Transcribed document page entries:
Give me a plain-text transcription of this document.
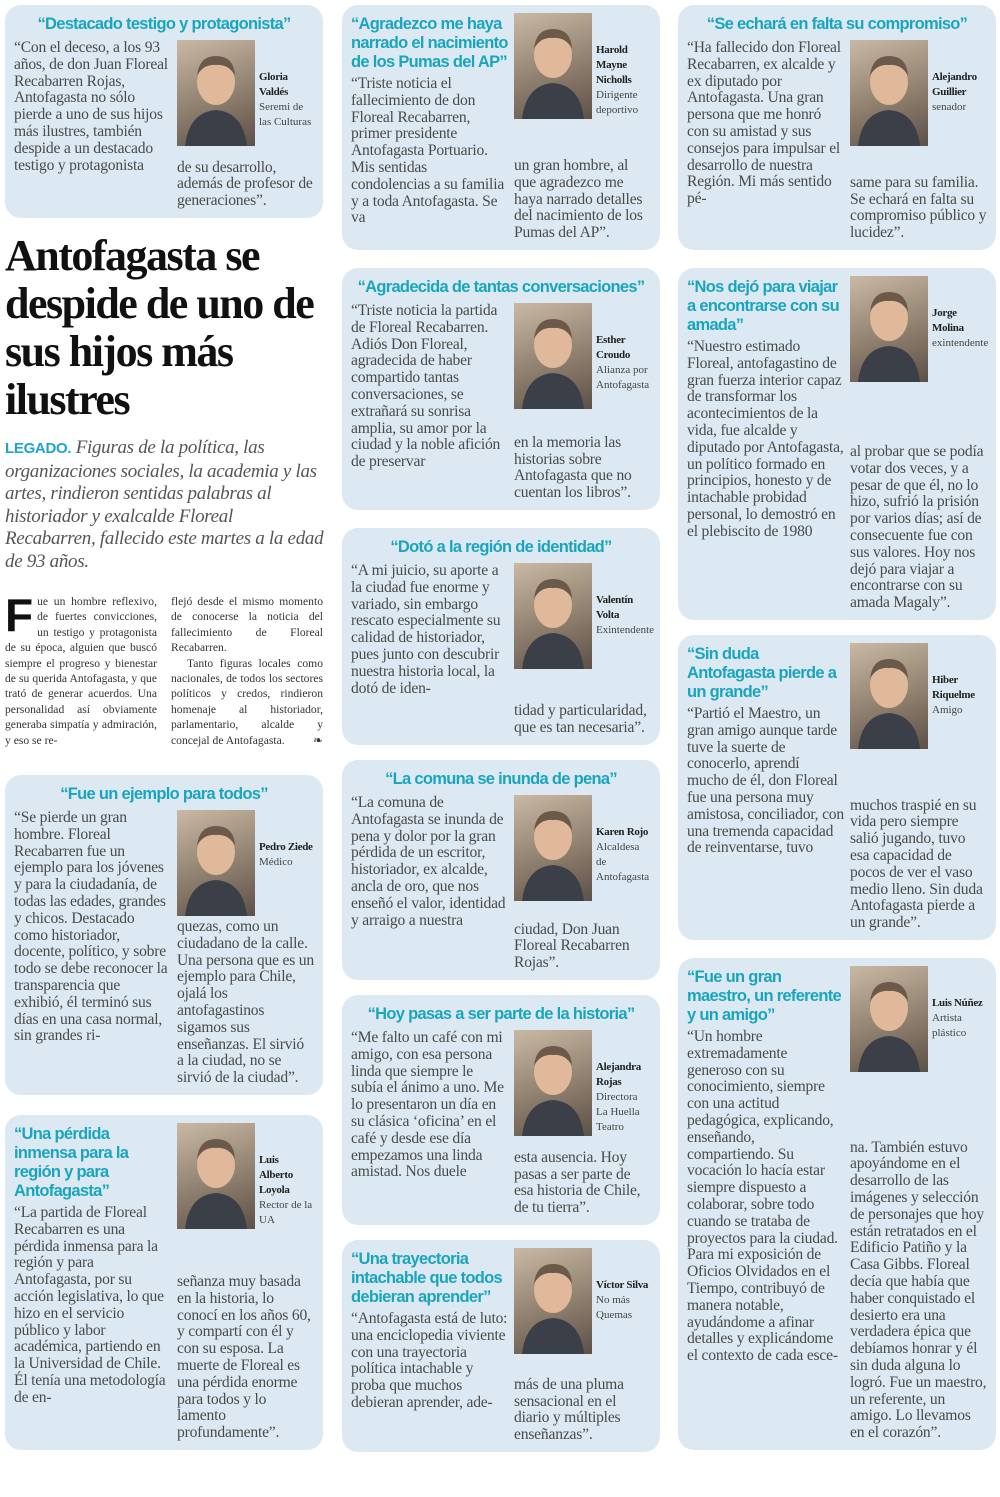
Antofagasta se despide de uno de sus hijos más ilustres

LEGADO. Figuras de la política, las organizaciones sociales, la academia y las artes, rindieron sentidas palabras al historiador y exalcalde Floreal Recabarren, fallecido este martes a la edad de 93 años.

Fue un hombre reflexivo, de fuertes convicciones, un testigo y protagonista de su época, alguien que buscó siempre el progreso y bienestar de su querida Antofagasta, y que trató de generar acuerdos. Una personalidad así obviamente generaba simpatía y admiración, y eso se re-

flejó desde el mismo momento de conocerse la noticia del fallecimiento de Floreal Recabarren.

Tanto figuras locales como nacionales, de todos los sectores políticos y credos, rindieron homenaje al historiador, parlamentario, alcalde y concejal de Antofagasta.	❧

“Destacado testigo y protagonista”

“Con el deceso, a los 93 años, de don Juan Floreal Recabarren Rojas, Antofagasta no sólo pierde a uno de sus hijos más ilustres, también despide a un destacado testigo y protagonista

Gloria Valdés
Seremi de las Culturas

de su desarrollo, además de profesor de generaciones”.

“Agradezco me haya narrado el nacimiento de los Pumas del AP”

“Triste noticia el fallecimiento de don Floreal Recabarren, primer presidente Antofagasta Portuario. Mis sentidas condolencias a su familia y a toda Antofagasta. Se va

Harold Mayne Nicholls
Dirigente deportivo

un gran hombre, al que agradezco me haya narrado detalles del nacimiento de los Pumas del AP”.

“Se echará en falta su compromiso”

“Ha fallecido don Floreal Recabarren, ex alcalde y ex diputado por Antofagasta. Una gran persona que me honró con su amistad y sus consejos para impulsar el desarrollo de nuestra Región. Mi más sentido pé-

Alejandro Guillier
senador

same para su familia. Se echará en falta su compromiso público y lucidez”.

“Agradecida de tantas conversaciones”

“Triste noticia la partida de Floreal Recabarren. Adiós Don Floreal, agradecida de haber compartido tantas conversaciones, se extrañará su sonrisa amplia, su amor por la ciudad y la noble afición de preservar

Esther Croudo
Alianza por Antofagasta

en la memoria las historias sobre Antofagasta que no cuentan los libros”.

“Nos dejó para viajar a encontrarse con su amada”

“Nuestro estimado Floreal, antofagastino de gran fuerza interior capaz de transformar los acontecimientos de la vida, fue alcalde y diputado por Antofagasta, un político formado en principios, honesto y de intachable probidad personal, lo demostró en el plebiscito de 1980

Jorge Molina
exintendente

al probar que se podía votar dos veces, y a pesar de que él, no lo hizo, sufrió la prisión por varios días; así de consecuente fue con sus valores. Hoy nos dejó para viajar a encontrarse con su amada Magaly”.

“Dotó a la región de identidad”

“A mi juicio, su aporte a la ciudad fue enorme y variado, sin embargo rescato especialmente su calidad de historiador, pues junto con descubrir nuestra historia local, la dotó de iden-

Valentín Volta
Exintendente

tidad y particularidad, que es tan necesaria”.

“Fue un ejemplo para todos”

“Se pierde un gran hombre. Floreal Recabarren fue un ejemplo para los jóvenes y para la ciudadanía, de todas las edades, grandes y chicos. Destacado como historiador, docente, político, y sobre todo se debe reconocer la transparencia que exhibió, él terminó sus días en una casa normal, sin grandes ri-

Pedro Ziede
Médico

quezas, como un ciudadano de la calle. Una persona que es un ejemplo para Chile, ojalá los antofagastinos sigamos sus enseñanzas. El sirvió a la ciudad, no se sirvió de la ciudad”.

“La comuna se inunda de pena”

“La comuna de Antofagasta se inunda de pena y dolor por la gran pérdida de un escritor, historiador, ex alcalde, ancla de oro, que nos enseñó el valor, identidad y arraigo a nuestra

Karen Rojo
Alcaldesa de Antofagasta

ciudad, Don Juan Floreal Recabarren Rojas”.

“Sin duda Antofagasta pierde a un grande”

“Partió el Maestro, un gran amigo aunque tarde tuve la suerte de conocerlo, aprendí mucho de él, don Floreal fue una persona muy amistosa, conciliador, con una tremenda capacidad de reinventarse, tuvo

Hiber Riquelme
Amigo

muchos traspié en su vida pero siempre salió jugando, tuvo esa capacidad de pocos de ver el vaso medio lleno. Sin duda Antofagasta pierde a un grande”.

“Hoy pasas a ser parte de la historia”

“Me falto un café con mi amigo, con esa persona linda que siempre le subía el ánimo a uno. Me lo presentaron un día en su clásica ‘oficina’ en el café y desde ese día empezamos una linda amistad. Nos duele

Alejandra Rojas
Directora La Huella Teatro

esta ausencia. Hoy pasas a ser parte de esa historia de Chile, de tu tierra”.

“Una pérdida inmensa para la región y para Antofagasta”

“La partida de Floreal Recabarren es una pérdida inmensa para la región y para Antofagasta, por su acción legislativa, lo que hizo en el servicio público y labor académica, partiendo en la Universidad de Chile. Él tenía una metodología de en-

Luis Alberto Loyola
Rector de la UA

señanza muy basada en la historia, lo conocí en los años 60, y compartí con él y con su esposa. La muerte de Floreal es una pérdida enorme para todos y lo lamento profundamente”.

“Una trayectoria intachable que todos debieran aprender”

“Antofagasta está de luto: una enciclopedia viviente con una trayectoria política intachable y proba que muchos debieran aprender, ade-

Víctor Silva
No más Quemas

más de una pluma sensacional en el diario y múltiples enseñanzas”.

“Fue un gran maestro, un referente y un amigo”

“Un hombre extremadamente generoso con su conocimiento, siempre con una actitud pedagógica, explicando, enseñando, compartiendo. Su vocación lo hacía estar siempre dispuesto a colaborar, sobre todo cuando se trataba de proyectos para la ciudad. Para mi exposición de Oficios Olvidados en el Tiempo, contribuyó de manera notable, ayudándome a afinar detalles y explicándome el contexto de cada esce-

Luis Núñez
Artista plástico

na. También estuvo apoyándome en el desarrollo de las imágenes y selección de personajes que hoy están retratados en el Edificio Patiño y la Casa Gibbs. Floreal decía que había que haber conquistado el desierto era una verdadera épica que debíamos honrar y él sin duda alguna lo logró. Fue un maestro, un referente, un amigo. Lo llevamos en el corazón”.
...
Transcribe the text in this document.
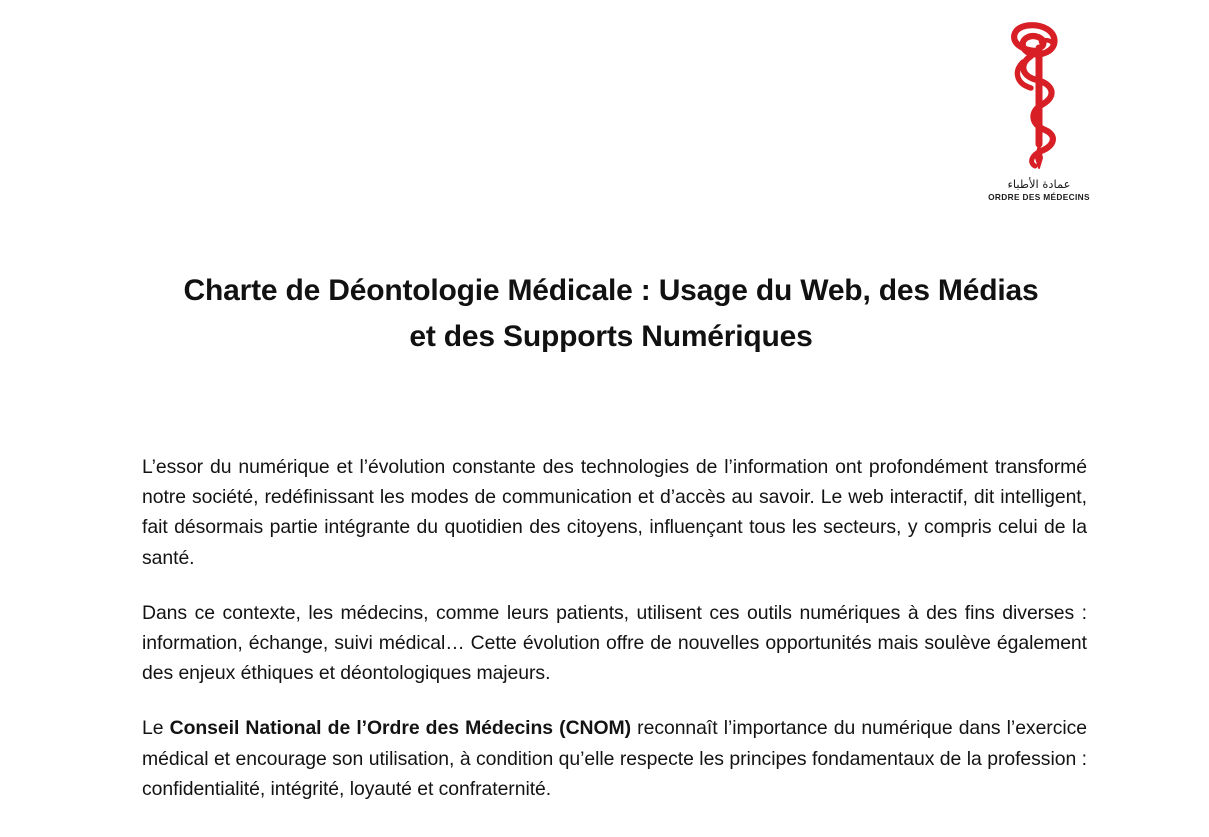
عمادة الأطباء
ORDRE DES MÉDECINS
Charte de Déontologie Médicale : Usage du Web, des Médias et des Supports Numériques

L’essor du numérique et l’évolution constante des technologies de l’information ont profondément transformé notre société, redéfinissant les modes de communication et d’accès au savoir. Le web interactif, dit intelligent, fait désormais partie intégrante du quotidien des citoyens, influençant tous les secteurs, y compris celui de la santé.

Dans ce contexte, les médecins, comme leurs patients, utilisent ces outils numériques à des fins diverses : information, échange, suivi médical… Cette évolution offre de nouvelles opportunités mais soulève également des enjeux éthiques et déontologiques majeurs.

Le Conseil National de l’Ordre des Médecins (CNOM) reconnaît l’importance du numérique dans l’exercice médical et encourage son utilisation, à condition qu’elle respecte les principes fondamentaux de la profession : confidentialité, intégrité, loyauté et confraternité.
---
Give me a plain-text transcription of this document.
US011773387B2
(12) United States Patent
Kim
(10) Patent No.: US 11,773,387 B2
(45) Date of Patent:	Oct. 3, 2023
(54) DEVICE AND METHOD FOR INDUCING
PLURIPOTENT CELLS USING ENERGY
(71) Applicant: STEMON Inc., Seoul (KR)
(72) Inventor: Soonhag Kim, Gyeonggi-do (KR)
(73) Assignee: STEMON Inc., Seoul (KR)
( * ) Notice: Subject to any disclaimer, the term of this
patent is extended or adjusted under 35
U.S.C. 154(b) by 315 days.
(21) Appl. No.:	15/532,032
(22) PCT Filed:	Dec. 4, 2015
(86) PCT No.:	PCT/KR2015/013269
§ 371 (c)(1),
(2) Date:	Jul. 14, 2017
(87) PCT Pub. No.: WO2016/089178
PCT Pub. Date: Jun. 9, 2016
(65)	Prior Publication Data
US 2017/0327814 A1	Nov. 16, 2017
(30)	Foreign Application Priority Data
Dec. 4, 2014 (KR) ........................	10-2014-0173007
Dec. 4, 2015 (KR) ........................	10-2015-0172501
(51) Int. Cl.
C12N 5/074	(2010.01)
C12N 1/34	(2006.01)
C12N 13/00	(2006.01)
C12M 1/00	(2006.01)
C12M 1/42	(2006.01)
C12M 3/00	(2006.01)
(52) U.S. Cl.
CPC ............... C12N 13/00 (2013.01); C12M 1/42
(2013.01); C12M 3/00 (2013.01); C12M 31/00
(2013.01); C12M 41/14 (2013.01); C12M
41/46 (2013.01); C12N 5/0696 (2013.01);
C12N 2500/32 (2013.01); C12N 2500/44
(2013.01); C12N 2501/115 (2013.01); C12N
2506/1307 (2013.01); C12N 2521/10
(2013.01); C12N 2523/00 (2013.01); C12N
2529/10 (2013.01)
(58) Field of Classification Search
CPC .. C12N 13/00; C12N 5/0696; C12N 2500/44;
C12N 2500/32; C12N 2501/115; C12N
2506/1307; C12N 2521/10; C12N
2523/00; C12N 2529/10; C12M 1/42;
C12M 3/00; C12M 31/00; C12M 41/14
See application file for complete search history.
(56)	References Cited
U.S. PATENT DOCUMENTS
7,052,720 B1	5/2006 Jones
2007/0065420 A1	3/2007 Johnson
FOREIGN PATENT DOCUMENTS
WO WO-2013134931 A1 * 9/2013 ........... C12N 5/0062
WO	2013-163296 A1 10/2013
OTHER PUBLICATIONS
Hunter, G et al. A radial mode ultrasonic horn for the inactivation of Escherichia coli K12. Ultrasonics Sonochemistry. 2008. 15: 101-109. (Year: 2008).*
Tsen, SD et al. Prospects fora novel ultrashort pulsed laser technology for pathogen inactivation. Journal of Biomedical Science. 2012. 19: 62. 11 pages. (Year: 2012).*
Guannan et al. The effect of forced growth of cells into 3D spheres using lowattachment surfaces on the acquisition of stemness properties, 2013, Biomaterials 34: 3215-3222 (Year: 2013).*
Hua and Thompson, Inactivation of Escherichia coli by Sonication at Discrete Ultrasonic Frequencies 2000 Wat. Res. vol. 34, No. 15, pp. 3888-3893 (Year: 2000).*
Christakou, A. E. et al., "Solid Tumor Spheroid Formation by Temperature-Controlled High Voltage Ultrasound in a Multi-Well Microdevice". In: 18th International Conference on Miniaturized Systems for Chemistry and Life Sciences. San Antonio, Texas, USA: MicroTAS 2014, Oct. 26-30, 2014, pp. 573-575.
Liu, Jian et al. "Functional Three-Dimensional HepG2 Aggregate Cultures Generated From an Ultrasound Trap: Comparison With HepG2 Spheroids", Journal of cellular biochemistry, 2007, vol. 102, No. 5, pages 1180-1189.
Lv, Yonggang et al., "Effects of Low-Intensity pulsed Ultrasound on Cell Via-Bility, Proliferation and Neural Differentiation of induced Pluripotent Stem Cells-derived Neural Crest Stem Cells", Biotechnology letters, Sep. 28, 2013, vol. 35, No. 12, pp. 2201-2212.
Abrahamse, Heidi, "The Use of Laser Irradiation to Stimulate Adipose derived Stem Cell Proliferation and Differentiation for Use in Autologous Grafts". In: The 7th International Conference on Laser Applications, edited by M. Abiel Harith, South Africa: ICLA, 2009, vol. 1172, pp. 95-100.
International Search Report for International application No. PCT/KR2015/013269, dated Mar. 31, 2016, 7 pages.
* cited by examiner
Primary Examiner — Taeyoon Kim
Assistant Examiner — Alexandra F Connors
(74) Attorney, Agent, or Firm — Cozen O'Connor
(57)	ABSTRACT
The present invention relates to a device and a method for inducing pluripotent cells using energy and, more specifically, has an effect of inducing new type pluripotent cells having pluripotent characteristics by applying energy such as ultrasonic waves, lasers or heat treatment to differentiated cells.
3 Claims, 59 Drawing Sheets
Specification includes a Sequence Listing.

_Problem details_. The response must contain each line above that holds the string "haber".

_Answer to this task_.
“Triste noticia la partida de Floreal Recabarren. Adiós Don Floreal, agradecida de haber compartido tantas conversaciones, se extrañará su sonrisa amplia, su amor por la ciudad y la noble afición de preservar
na. También estuvo apoyándome en el desarrollo de las imágenes y selección de personajes que hoy están retratados en el Edificio Patiño y la Casa Gibbs. Floreal decía que había que haber conquistado el desierto era una verdadera épica que debíamos honrar y él sin duda alguna lo logró. Fue un maestro, un referente, un amigo. Lo llevamos en el corazón”.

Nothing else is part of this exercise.